§ **Exercise aim**
Examine the records and identify each line that includes the string "JSON". Copy those lines.

☆ ☆ ☆

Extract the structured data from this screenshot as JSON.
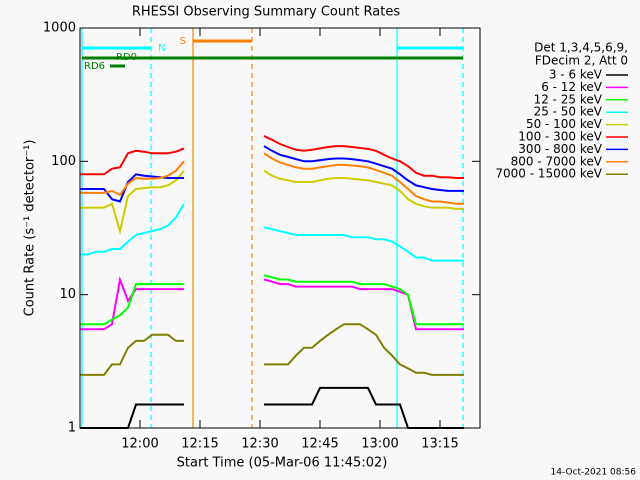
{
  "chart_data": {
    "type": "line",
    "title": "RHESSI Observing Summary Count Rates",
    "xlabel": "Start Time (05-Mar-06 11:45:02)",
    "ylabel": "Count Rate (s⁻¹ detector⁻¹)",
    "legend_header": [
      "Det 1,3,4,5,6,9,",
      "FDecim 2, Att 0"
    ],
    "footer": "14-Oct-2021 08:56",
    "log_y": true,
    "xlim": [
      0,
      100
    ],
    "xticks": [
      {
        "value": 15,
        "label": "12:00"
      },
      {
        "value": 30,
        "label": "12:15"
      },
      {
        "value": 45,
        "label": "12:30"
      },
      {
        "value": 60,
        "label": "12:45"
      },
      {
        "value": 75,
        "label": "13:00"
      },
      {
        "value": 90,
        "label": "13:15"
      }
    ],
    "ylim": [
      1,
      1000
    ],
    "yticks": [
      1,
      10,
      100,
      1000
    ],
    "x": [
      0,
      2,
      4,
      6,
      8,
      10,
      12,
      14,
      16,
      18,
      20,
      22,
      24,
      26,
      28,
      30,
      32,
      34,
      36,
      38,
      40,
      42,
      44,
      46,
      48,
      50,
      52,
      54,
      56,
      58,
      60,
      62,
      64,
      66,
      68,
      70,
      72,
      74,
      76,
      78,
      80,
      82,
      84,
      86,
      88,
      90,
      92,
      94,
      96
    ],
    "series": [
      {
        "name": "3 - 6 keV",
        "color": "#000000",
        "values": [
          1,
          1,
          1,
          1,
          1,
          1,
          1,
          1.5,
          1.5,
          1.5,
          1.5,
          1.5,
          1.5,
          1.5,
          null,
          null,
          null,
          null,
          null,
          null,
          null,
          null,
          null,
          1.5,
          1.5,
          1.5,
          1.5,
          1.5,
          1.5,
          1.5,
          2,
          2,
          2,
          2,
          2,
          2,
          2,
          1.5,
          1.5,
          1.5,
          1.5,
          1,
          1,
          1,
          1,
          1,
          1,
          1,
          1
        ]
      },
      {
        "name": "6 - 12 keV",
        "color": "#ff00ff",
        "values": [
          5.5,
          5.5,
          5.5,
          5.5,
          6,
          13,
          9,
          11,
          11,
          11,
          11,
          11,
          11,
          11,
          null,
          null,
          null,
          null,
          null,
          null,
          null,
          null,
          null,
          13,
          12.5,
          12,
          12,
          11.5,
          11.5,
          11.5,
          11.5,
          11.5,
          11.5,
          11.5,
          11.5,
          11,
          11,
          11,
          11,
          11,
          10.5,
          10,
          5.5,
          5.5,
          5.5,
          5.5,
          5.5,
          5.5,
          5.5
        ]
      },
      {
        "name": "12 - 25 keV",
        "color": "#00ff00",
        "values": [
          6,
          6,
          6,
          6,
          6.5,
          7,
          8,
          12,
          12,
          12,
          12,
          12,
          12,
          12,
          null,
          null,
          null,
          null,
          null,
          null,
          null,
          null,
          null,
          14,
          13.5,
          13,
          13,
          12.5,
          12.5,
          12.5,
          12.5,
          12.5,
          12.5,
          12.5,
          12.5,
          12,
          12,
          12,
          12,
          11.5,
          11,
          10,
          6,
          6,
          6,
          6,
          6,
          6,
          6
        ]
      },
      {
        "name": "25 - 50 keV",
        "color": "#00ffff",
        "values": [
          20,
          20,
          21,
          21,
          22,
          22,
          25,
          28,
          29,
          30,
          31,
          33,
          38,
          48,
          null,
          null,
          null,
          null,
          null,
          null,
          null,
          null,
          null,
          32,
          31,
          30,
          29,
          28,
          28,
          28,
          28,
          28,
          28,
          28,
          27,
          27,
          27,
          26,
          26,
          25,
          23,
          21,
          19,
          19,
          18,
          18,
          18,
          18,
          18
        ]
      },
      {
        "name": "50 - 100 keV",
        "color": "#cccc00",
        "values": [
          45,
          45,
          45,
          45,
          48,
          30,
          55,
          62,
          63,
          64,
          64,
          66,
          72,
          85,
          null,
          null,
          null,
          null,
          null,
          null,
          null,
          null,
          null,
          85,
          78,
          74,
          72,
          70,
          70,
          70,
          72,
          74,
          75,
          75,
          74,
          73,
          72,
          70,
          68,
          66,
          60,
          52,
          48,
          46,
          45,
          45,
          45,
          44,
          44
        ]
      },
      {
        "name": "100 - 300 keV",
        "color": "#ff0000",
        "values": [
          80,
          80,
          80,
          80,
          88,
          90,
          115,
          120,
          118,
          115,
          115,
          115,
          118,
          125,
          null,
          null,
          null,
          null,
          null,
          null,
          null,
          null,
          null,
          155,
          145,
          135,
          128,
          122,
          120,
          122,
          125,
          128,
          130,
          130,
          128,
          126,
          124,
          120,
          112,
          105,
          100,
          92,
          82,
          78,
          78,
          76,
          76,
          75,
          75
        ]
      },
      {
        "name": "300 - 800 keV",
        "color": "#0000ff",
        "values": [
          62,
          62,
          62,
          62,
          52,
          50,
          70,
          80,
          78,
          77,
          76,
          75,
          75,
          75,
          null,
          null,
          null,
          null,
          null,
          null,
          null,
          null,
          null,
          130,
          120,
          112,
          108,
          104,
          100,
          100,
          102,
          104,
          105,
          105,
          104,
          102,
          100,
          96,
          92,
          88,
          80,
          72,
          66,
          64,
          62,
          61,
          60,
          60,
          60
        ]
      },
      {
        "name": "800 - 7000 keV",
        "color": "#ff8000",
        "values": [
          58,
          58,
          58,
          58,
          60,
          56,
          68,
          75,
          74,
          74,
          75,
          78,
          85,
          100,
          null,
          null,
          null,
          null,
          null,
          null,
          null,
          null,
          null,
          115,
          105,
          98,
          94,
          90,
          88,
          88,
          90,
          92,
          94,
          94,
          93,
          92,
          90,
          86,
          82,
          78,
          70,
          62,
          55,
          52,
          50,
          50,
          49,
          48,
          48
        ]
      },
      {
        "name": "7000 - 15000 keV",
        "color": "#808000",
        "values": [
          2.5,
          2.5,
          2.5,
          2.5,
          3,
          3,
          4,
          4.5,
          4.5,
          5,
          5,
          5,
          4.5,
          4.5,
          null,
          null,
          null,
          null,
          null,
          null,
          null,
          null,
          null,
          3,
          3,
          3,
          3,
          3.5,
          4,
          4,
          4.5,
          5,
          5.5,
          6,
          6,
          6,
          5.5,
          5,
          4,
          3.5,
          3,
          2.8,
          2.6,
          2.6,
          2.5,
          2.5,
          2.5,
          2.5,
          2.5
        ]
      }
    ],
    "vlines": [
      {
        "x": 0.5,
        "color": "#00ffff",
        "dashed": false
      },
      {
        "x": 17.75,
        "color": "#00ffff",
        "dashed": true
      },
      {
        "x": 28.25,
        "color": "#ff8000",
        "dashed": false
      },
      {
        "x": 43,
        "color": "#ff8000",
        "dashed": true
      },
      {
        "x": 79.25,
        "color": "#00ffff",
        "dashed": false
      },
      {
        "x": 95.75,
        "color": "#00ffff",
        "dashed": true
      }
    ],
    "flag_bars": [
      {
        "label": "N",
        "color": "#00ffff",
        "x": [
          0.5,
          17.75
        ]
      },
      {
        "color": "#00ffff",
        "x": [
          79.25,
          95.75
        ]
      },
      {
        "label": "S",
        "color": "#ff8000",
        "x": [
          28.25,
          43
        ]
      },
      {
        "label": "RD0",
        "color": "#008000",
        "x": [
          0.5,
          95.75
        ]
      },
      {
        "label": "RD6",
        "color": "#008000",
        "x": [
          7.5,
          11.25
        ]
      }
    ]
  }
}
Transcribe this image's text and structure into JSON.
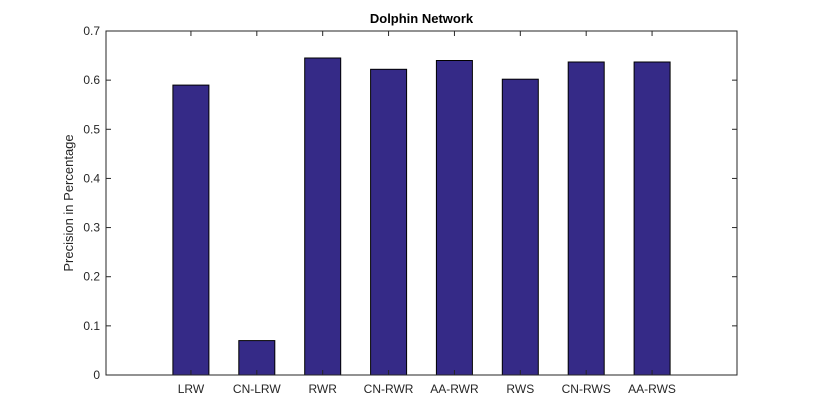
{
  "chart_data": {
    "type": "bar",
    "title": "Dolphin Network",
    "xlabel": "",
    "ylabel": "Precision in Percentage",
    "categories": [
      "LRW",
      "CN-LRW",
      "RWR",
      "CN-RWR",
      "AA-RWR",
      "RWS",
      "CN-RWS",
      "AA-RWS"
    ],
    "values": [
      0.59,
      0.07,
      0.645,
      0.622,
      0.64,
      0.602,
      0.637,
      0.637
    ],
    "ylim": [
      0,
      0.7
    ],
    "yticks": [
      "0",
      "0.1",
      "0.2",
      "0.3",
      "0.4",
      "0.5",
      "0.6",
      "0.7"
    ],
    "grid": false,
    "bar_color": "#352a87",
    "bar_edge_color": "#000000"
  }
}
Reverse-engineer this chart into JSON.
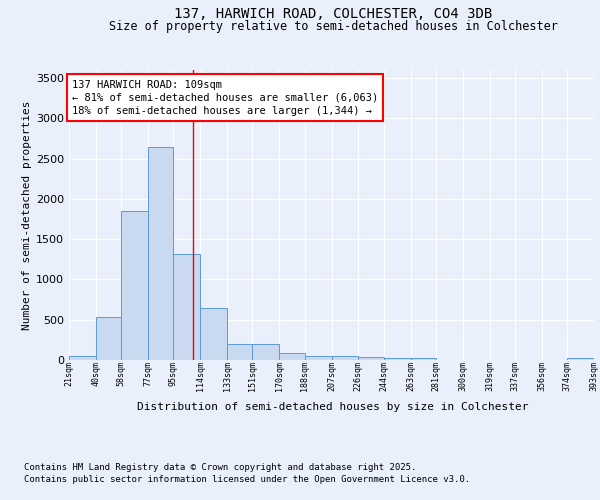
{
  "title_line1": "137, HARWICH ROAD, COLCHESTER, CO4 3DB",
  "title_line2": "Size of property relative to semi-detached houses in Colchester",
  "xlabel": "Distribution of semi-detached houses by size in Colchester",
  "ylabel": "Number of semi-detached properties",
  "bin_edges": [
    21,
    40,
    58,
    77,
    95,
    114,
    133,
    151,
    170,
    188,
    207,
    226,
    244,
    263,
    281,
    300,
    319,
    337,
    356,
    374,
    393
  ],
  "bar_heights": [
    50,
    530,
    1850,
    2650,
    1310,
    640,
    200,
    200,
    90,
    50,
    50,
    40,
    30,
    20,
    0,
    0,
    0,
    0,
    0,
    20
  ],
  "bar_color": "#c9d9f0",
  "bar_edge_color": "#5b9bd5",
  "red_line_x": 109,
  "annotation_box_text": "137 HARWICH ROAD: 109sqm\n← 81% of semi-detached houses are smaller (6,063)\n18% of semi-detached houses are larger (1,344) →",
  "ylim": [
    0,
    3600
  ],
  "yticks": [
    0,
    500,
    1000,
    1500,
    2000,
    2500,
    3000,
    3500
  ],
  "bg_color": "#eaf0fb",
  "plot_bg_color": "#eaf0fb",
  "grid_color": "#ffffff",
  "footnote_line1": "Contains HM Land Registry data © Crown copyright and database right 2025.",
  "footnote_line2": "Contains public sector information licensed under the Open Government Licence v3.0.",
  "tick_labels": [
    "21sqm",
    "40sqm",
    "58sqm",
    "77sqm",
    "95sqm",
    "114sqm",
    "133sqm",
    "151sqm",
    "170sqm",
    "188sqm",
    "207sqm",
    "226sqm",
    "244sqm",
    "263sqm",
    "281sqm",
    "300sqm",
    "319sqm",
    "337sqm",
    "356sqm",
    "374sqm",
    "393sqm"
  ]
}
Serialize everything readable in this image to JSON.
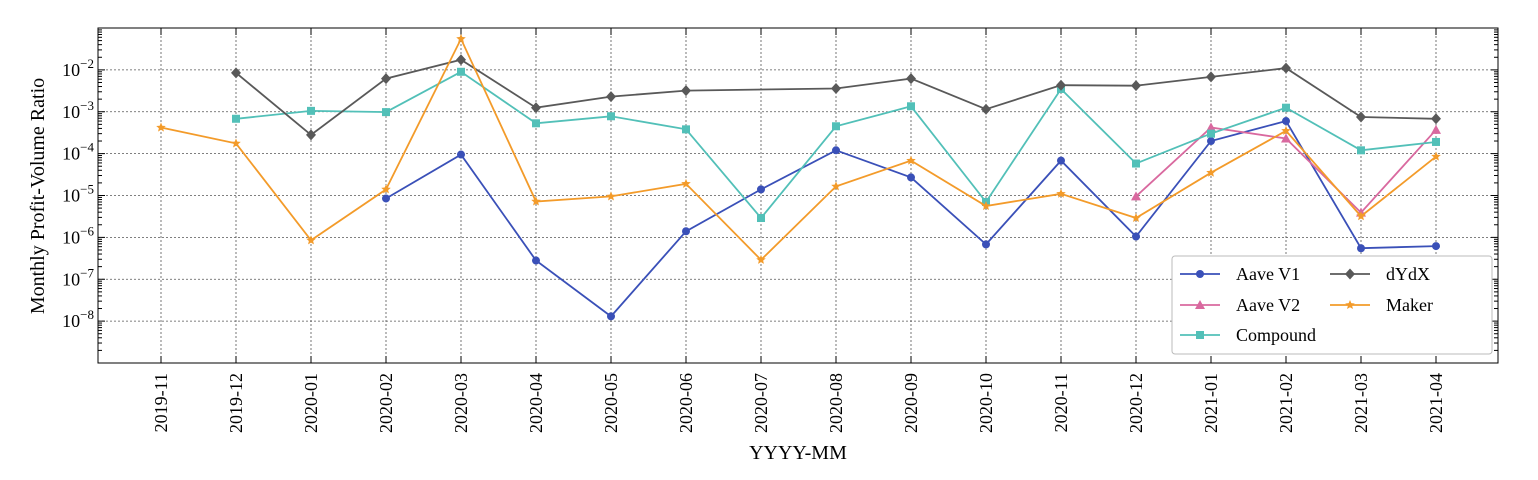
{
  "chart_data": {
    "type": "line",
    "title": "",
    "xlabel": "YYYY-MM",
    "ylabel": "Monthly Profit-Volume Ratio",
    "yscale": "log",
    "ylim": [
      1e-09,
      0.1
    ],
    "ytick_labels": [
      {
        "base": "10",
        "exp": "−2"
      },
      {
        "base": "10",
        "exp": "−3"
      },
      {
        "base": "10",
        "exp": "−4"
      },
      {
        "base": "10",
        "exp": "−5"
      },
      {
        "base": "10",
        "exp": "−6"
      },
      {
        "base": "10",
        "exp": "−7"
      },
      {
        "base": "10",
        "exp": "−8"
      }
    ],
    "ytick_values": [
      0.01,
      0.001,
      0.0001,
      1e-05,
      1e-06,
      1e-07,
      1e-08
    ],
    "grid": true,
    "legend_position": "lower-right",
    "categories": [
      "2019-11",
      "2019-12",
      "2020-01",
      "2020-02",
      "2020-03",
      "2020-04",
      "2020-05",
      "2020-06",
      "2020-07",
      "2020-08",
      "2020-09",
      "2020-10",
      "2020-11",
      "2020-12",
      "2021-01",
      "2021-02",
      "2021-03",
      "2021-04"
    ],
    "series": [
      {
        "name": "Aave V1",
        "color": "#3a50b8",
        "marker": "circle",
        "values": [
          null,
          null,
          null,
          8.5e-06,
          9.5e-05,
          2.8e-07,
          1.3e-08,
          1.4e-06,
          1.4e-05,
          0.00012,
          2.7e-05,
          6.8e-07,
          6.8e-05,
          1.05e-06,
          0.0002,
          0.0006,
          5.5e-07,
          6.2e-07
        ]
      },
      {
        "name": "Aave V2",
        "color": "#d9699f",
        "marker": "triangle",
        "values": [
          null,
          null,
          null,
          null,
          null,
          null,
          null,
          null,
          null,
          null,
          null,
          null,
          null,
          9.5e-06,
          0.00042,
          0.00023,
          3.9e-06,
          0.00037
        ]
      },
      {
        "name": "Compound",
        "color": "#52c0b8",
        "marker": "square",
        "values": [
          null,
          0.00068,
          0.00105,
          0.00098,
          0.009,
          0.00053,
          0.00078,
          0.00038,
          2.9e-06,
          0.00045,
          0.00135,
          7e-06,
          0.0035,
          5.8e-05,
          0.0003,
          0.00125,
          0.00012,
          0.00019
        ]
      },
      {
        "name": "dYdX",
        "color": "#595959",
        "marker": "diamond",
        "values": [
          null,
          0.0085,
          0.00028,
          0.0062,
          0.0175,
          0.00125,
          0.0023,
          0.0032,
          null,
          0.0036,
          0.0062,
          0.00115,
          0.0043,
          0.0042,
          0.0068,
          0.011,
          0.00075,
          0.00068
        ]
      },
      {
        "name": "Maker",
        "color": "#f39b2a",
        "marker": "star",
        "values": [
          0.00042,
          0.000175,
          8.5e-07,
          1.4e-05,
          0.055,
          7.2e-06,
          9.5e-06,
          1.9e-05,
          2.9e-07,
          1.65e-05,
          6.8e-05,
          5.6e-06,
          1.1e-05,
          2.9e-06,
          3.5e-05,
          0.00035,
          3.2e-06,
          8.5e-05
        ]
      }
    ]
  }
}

☆ ☆ ☆

§ **Output of the exercise**
Extract the structured data from this screenshot as JSON.
Transcribe this image's text and structure into JSON.
Reverse-engineer this chart into JSON.
Serialize everything readable in this image to JSON.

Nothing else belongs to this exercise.